Copy out all the data, word for word.

[start of DATA TO USE]

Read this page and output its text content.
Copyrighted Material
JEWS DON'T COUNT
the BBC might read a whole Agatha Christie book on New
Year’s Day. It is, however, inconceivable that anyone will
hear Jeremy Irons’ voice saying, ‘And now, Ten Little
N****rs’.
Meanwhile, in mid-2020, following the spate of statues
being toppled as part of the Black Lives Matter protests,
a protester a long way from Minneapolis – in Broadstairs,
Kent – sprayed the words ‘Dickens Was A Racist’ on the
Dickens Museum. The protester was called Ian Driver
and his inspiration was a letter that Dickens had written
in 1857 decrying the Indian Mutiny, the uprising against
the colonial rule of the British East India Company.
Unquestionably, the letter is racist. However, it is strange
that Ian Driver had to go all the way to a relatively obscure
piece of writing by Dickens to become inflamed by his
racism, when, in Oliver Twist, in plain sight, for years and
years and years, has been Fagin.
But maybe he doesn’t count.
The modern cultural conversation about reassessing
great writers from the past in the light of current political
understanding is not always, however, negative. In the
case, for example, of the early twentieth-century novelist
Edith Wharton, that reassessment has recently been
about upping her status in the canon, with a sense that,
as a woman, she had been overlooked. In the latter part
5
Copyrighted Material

[end of DATA TO USE]

▸ ANSWER TO THIS EXERCISE
Read this page and output its text content.
Copyrighted Material
JEWS DON'T COUNT
the BBC might read a whole Agatha Christie book on New
Year’s Day. It is, however, inconceivable that anyone will
hear Jeremy Irons’ voice saying, ‘And now, Ten Little
N****rs’.
Meanwhile, in mid-2020, following the spate of statues
being toppled as part of the Black Lives Matter protests,
a protester a long way from Minneapolis – in Broadstairs,
Kent – sprayed the words ‘Dickens Was A Racist’ on the
Dickens Museum. The protester was called Ian Driver
and his inspiration was a letter that Dickens had written
in 1857 decrying the Indian Mutiny, the uprising against
the colonial rule of the British East India Company.
Unquestionably, the letter is racist. However, it is strange
that Ian Driver had to go all the way to a relatively obscure
piece of writing by Dickens to become inflamed by his
racism, when, in Oliver Twist, in plain sight, for years and
years and years, has been Fagin.
But maybe he doesn’t count.
The modern cultural conversation about reassessing
great writers from the past in the light of current political
understanding is not always, however, negative. In the
case, for example, of the early twentieth-century novelist
Edith Wharton, that reassessment has recently been
about upping her status in the canon, with a sense that,
as a woman, she had been overlooked. In the latter part
5
Copyrighted Material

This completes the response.